To do: Write out exactly the lines below that run from the line containing "Type out the text in this image." through the last line of the records.

(Data excerpts)
>>>

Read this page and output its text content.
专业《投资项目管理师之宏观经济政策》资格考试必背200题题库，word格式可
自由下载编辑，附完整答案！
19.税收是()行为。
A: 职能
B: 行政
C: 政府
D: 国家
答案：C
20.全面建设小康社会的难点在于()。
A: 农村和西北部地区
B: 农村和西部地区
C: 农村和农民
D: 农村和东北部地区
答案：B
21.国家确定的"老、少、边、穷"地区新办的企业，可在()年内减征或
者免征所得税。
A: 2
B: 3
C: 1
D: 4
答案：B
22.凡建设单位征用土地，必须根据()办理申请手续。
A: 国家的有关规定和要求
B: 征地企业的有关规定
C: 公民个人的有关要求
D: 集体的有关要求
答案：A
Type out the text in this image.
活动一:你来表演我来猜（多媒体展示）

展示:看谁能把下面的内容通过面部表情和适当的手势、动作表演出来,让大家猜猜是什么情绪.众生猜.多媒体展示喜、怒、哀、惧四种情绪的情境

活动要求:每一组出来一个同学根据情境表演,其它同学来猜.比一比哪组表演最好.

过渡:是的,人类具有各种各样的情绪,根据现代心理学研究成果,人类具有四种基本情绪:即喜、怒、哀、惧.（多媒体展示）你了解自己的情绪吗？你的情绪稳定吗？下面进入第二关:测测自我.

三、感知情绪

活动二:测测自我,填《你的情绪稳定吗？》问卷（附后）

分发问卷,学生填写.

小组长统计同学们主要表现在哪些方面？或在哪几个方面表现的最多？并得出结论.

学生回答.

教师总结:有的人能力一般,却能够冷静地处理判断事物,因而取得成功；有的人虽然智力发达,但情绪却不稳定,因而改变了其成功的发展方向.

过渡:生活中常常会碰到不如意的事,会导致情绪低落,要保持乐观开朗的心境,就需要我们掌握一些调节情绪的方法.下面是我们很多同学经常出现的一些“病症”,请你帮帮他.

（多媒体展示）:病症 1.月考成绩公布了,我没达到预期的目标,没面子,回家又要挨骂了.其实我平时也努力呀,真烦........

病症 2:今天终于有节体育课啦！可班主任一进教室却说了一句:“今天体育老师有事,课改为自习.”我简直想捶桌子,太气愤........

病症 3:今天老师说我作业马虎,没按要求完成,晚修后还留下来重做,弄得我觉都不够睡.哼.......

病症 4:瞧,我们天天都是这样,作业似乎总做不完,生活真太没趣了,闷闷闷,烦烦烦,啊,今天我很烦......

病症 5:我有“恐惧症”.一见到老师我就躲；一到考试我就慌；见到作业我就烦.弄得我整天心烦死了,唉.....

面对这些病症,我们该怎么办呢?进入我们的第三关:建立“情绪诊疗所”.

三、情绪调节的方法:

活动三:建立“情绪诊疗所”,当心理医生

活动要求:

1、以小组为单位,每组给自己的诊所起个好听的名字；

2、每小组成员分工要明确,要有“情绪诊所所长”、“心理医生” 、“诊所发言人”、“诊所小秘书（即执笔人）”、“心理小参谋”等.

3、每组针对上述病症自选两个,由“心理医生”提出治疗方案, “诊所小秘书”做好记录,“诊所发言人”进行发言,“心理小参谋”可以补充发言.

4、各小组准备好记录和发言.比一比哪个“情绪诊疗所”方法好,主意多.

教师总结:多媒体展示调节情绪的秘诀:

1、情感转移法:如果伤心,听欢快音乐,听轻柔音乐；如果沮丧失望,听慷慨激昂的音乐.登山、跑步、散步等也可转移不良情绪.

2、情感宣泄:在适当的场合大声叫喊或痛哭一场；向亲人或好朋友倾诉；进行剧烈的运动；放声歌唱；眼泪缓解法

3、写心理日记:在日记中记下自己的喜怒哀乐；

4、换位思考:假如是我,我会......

<<<

Final result:
Type out the text in this image.
活动一:你来表演我来猜（多媒体展示）

展示:看谁能把下面的内容通过面部表情和适当的手势、动作表演出来,让大家猜猜是什么情绪.众生猜.多媒体展示喜、怒、哀、惧四种情绪的情境

活动要求:每一组出来一个同学根据情境表演,其它同学来猜.比一比哪组表演最好.

过渡:是的,人类具有各种各样的情绪,根据现代心理学研究成果,人类具有四种基本情绪:即喜、怒、哀、惧.（多媒体展示）你了解自己的情绪吗？你的情绪稳定吗？下面进入第二关:测测自我.

三、感知情绪

活动二:测测自我,填《你的情绪稳定吗？》问卷（附后）

分发问卷,学生填写.

小组长统计同学们主要表现在哪些方面？或在哪几个方面表现的最多？并得出结论.

学生回答.

教师总结:有的人能力一般,却能够冷静地处理判断事物,因而取得成功；有的人虽然智力发达,但情绪却不稳定,因而改变了其成功的发展方向.

过渡:生活中常常会碰到不如意的事,会导致情绪低落,要保持乐观开朗的心境,就需要我们掌握一些调节情绪的方法.下面是我们很多同学经常出现的一些“病症”,请你帮帮他.

（多媒体展示）:病症 1.月考成绩公布了,我没达到预期的目标,没面子,回家又要挨骂了.其实我平时也努力呀,真烦........

病症 2:今天终于有节体育课啦！可班主任一进教室却说了一句:“今天体育老师有事,课改为自习.”我简直想捶桌子,太气愤........

病症 3:今天老师说我作业马虎,没按要求完成,晚修后还留下来重做,弄得我觉都不够睡.哼.......

病症 4:瞧,我们天天都是这样,作业似乎总做不完,生活真太没趣了,闷闷闷,烦烦烦,啊,今天我很烦......

病症 5:我有“恐惧症”.一见到老师我就躲；一到考试我就慌；见到作业我就烦.弄得我整天心烦死了,唉.....

面对这些病症,我们该怎么办呢?进入我们的第三关:建立“情绪诊疗所”.

三、情绪调节的方法:

活动三:建立“情绪诊疗所”,当心理医生

活动要求:

1、以小组为单位,每组给自己的诊所起个好听的名字；

2、每小组成员分工要明确,要有“情绪诊所所长”、“心理医生” 、“诊所发言人”、“诊所小秘书（即执笔人）”、“心理小参谋”等.

3、每组针对上述病症自选两个,由“心理医生”提出治疗方案, “诊所小秘书”做好记录,“诊所发言人”进行发言,“心理小参谋”可以补充发言.

4、各小组准备好记录和发言.比一比哪个“情绪诊疗所”方法好,主意多.

教师总结:多媒体展示调节情绪的秘诀:

1、情感转移法:如果伤心,听欢快音乐,听轻柔音乐；如果沮丧失望,听慷慨激昂的音乐.登山、跑步、散步等也可转移不良情绪.

2、情感宣泄:在适当的场合大声叫喊或痛哭一场；向亲人或好朋友倾诉；进行剧烈的运动；放声歌唱；眼泪缓解法

3、写心理日记:在日记中记下自己的喜怒哀乐；

4、换位思考:假如是我,我会......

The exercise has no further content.